● SHORT PROBLEM
Select the lines below containing the word "JSON".
======== DATA TO USE
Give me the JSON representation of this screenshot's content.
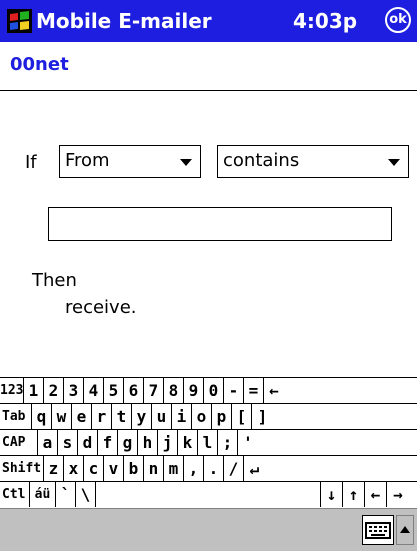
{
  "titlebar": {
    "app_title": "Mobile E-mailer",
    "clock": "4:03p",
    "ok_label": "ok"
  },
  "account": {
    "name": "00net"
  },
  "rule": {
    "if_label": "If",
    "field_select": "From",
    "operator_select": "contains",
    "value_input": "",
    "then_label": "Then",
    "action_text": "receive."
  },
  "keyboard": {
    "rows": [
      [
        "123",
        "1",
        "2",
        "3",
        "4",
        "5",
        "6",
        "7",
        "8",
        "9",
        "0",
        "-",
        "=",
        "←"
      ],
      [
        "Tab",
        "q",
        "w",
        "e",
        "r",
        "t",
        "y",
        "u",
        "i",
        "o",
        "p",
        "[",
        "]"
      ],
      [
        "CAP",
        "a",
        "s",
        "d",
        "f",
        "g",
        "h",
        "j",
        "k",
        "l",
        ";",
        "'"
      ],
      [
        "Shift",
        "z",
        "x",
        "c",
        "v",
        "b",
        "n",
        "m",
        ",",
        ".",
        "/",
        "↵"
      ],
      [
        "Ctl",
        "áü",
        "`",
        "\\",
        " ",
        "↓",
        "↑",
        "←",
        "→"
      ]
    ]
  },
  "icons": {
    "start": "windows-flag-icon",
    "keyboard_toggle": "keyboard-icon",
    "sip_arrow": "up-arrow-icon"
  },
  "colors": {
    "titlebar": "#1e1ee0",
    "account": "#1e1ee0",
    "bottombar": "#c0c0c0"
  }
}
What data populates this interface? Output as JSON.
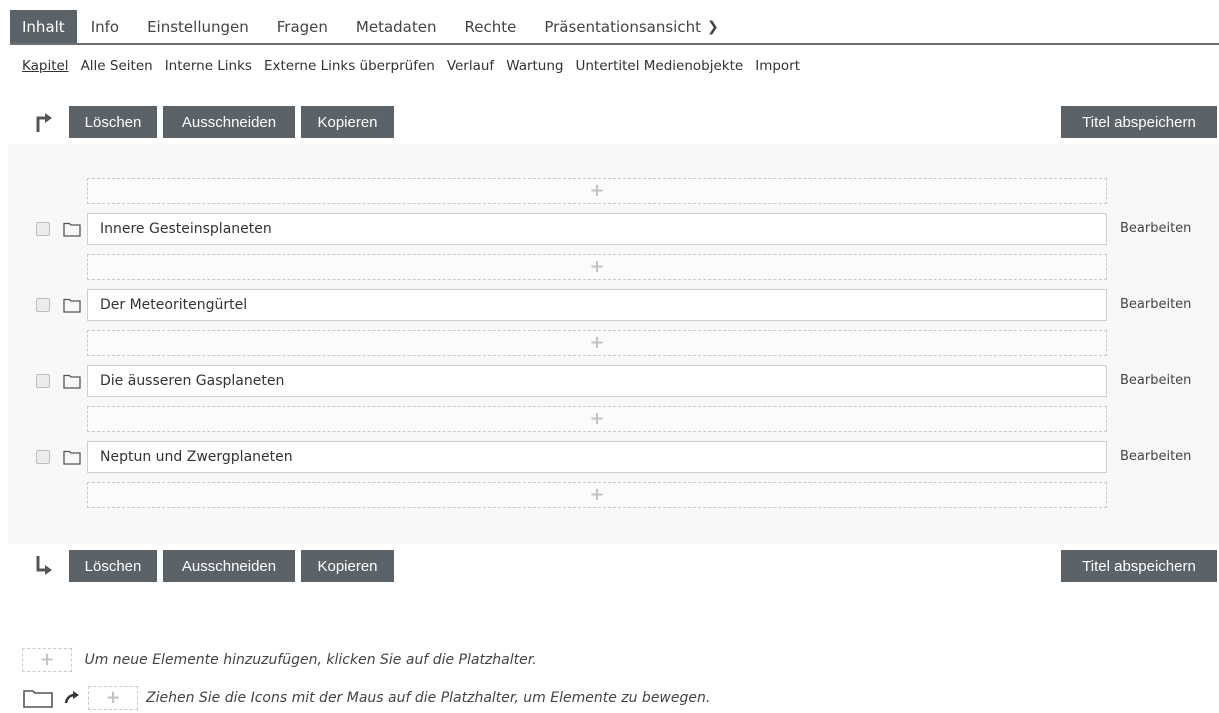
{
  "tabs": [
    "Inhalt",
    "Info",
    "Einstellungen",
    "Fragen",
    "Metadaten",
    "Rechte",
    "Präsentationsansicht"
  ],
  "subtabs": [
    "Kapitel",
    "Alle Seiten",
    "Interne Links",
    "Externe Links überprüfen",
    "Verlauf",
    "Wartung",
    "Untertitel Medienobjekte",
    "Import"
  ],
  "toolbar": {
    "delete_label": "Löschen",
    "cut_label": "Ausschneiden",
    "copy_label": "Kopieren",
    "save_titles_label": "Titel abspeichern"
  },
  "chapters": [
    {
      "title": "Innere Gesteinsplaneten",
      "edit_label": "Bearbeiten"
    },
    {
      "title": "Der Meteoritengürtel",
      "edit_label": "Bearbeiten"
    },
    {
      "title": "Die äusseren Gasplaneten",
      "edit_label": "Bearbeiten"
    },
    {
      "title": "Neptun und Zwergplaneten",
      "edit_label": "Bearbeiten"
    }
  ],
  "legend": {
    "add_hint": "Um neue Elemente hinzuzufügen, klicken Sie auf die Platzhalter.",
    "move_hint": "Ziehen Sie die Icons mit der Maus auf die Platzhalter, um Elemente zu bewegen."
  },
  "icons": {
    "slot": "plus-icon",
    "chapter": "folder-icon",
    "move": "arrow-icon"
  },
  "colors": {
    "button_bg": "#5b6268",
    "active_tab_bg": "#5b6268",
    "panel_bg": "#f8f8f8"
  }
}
================
======== DATA TO USE
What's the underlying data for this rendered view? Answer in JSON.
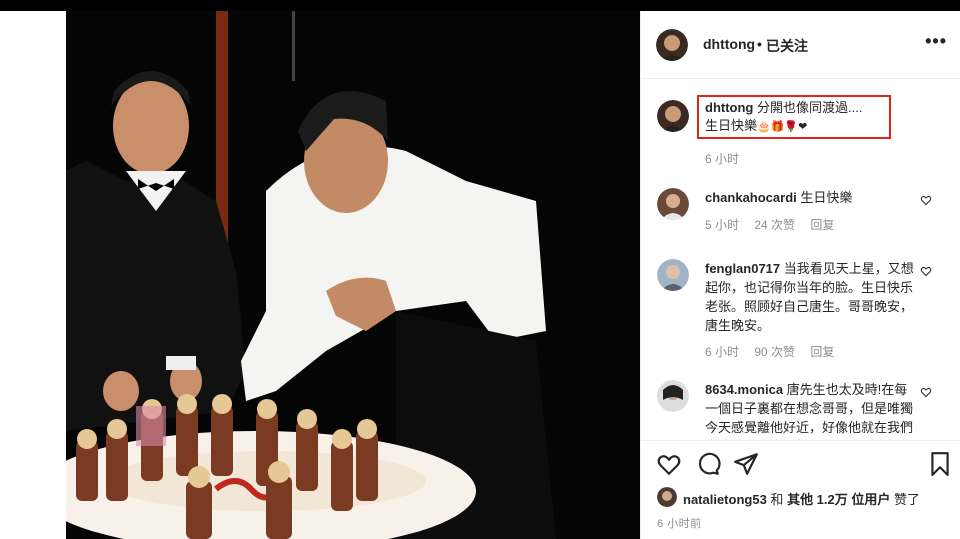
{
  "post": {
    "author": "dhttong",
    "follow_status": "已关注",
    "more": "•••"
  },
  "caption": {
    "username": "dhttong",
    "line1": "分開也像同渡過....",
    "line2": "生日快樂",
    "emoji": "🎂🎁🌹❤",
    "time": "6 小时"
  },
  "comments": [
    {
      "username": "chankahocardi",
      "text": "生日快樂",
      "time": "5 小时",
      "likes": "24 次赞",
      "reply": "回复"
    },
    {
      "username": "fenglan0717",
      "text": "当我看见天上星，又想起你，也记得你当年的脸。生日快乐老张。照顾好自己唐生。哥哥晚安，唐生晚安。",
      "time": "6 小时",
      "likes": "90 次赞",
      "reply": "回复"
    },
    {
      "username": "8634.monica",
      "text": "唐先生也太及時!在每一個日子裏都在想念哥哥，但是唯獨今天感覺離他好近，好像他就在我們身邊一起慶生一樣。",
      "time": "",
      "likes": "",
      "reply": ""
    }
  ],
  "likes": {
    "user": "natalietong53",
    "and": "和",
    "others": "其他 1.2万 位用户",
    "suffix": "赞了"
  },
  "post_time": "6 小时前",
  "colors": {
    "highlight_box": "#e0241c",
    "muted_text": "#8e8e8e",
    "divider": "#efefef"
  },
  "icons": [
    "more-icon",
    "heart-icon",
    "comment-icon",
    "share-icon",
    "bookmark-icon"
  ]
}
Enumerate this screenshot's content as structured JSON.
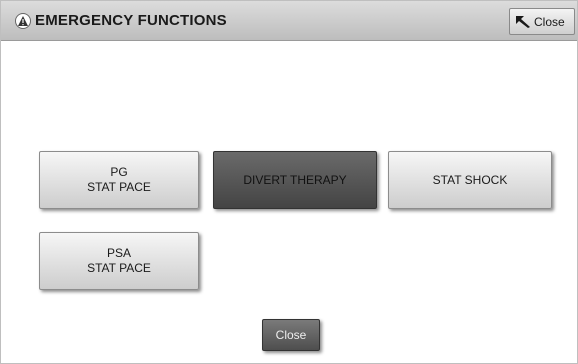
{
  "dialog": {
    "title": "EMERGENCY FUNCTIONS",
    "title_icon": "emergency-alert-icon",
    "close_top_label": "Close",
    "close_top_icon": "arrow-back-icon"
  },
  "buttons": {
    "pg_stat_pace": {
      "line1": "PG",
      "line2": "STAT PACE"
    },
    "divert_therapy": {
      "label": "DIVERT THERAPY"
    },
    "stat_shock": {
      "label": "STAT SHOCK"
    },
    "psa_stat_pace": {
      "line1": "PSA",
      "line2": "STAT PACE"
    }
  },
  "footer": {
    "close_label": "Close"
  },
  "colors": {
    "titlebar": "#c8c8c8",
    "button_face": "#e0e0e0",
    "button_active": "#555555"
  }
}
================
● WRITTEN SOLUTION
Give me the JSON representation of this screenshot's content.
What data populates this interface? Output as JSON.
What's the underlying data for this rendered view? Answer in JSON.
Enumerate this screenshot's content as structured JSON.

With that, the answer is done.